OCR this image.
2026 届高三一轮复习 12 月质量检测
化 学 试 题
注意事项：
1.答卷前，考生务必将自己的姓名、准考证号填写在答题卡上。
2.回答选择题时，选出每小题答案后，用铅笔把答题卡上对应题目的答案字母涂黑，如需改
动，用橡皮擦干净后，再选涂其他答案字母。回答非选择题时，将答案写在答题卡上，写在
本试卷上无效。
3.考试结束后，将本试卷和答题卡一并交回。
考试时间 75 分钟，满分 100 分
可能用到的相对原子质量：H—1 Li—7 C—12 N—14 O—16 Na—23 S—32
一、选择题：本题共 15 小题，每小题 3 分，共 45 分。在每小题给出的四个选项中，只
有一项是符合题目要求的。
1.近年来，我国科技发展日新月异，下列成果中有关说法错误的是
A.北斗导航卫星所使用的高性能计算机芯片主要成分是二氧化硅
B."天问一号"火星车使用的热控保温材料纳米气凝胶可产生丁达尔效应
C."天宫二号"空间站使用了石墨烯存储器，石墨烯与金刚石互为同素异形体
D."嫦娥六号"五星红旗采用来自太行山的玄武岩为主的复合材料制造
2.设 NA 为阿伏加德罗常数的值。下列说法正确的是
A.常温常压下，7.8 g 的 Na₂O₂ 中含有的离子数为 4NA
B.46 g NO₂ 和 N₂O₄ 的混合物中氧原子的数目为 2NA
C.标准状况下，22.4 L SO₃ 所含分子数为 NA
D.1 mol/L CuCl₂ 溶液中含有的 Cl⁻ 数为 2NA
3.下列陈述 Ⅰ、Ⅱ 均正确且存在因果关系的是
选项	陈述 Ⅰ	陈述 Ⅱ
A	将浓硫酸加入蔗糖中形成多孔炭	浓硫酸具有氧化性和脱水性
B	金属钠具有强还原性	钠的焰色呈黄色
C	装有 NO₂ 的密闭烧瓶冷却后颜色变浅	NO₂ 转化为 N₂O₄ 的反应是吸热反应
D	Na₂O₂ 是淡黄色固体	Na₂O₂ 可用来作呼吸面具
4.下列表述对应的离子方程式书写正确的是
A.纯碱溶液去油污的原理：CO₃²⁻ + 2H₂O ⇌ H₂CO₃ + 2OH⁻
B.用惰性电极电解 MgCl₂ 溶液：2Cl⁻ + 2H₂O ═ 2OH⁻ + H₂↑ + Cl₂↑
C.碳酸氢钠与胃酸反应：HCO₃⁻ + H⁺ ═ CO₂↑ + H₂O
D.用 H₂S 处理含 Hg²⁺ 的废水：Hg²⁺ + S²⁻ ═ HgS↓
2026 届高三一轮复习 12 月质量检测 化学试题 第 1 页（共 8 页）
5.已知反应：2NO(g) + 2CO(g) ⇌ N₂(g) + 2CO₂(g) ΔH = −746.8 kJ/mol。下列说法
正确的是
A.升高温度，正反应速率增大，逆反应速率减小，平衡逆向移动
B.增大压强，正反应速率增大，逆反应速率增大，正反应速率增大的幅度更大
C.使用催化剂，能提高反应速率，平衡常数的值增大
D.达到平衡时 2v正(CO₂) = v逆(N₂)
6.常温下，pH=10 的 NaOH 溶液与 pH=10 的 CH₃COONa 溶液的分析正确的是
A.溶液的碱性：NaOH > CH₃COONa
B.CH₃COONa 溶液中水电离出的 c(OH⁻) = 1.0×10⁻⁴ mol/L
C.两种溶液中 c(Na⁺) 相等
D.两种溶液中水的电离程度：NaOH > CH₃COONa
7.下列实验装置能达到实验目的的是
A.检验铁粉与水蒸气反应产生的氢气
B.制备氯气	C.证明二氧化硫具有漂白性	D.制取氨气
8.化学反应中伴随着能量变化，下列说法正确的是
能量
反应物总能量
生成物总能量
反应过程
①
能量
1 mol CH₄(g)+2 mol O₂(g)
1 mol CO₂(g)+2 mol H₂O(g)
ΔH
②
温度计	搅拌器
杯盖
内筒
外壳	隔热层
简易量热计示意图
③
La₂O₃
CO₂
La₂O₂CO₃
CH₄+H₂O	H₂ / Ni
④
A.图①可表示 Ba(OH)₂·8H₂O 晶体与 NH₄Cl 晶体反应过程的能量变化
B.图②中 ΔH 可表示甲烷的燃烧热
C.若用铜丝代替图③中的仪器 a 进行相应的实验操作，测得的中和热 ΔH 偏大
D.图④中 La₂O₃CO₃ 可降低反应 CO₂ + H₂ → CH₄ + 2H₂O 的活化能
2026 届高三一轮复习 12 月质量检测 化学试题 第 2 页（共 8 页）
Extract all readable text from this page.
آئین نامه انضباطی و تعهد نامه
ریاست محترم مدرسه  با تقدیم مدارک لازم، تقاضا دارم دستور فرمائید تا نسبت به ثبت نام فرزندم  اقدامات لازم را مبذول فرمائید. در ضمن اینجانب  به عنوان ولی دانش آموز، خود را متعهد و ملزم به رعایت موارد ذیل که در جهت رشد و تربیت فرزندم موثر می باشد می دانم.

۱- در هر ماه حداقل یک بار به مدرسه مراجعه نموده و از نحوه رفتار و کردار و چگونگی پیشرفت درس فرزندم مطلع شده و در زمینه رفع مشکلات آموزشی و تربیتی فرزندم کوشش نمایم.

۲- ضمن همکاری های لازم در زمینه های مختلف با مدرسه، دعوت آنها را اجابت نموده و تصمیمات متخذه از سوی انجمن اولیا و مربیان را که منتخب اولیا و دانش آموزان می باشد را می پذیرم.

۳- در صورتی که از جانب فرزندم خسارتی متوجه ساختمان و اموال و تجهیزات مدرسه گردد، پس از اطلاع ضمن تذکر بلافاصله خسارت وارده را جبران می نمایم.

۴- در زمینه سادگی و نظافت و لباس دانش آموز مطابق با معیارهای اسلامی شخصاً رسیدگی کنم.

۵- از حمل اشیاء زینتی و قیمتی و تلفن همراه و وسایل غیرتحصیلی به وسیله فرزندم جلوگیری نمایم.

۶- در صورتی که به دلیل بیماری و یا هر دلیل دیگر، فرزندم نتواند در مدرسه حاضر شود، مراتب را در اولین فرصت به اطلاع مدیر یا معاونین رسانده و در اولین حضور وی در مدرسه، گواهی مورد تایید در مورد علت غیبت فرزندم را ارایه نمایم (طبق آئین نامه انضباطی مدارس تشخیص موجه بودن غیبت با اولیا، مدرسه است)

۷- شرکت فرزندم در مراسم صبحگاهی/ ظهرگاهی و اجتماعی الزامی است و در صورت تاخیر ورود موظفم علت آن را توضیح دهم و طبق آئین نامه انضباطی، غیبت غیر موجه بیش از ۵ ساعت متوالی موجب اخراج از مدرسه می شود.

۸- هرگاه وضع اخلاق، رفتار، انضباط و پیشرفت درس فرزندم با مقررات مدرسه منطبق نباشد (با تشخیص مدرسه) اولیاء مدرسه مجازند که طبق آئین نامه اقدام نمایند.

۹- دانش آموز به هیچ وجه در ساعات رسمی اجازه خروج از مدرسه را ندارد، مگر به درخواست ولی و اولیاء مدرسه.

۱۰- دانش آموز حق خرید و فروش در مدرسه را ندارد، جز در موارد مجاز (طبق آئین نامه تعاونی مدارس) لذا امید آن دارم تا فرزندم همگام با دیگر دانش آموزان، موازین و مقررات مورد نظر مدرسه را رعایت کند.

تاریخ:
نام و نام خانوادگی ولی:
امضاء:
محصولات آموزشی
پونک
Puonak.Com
______________________________
### Your objective
Tally every line of the listing that holds the string "مقررات", then give the number by itself.

### Answer to this exercise
2